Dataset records
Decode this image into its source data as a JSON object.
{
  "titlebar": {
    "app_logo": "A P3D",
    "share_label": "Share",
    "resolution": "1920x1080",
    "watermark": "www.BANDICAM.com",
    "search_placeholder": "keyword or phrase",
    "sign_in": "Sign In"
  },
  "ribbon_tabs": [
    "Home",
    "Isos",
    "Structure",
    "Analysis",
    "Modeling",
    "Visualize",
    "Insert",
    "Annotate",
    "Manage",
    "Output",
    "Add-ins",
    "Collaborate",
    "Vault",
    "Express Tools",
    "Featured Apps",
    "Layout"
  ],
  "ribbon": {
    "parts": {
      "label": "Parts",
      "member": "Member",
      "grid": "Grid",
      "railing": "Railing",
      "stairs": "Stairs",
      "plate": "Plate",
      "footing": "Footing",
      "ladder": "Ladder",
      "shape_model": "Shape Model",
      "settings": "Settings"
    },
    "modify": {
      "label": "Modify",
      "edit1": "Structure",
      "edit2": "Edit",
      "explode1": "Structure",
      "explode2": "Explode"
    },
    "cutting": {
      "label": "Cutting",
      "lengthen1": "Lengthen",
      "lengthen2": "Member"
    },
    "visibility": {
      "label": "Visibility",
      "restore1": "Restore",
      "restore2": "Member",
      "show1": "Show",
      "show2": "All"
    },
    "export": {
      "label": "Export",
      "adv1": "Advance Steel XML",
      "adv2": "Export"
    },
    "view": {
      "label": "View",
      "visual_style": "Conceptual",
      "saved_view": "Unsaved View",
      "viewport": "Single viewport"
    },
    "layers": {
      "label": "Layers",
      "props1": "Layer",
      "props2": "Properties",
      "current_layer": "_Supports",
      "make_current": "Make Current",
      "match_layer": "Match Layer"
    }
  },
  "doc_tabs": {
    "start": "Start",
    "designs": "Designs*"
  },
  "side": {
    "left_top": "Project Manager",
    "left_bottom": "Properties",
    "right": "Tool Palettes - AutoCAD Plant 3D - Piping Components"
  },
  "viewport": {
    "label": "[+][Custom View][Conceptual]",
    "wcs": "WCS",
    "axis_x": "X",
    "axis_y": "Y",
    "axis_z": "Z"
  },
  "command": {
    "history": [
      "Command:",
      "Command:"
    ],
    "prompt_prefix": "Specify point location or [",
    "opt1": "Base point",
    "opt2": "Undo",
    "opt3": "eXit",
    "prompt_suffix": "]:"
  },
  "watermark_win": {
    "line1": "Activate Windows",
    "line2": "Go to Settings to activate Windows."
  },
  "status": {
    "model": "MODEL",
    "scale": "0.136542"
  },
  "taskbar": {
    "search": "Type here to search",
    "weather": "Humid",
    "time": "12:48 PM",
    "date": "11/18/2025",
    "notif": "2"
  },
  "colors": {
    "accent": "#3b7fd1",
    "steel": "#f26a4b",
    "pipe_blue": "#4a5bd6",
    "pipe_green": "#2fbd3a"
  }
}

What the task requires ->
Copy the entries above exactly, leaving none out.

Solution below ->
Decode this image into its source data as a JSON object.
{
  "titlebar": {
    "app_logo": "A P3D",
    "share_label": "Share",
    "resolution": "1920x1080",
    "watermark": "www.BANDICAM.com",
    "search_placeholder": "keyword or phrase",
    "sign_in": "Sign In"
  },
  "ribbon_tabs": [
    "Home",
    "Isos",
    "Structure",
    "Analysis",
    "Modeling",
    "Visualize",
    "Insert",
    "Annotate",
    "Manage",
    "Output",
    "Add-ins",
    "Collaborate",
    "Vault",
    "Express Tools",
    "Featured Apps",
    "Layout"
  ],
  "ribbon": {
    "parts": {
      "label": "Parts",
      "member": "Member",
      "grid": "Grid",
      "railing": "Railing",
      "stairs": "Stairs",
      "plate": "Plate",
      "footing": "Footing",
      "ladder": "Ladder",
      "shape_model": "Shape Model",
      "settings": "Settings"
    },
    "modify": {
      "label": "Modify",
      "edit1": "Structure",
      "edit2": "Edit",
      "explode1": "Structure",
      "explode2": "Explode"
    },
    "cutting": {
      "label": "Cutting",
      "lengthen1": "Lengthen",
      "lengthen2": "Member"
    },
    "visibility": {
      "label": "Visibility",
      "restore1": "Restore",
      "restore2": "Member",
      "show1": "Show",
      "show2": "All"
    },
    "export": {
      "label": "Export",
      "adv1": "Advance Steel XML",
      "adv2": "Export"
    },
    "view": {
      "label": "View",
      "visual_style": "Conceptual",
      "saved_view": "Unsaved View",
      "viewport": "Single viewport"
    },
    "layers": {
      "label": "Layers",
      "props1": "Layer",
      "props2": "Properties",
      "current_layer": "_Supports",
      "make_current": "Make Current",
      "match_layer": "Match Layer"
    }
  },
  "doc_tabs": {
    "start": "Start",
    "designs": "Designs*"
  },
  "side": {
    "left_top": "Project Manager",
    "left_bottom": "Properties",
    "right": "Tool Palettes - AutoCAD Plant 3D - Piping Components"
  },
  "viewport": {
    "label": "[+][Custom View][Conceptual]",
    "wcs": "WCS",
    "axis_x": "X",
    "axis_y": "Y",
    "axis_z": "Z"
  },
  "command": {
    "history": [
      "Command:",
      "Command:"
    ],
    "prompt_prefix": "Specify point location or [",
    "opt1": "Base point",
    "opt2": "Undo",
    "opt3": "eXit",
    "prompt_suffix": "]:"
  },
  "watermark_win": {
    "line1": "Activate Windows",
    "line2": "Go to Settings to activate Windows."
  },
  "status": {
    "model": "MODEL",
    "scale": "0.136542"
  },
  "taskbar": {
    "search": "Type here to search",
    "weather": "Humid",
    "time": "12:48 PM",
    "date": "11/18/2025",
    "notif": "2"
  },
  "colors": {
    "accent": "#3b7fd1",
    "steel": "#f26a4b",
    "pipe_blue": "#4a5bd6",
    "pipe_green": "#2fbd3a"
  }
}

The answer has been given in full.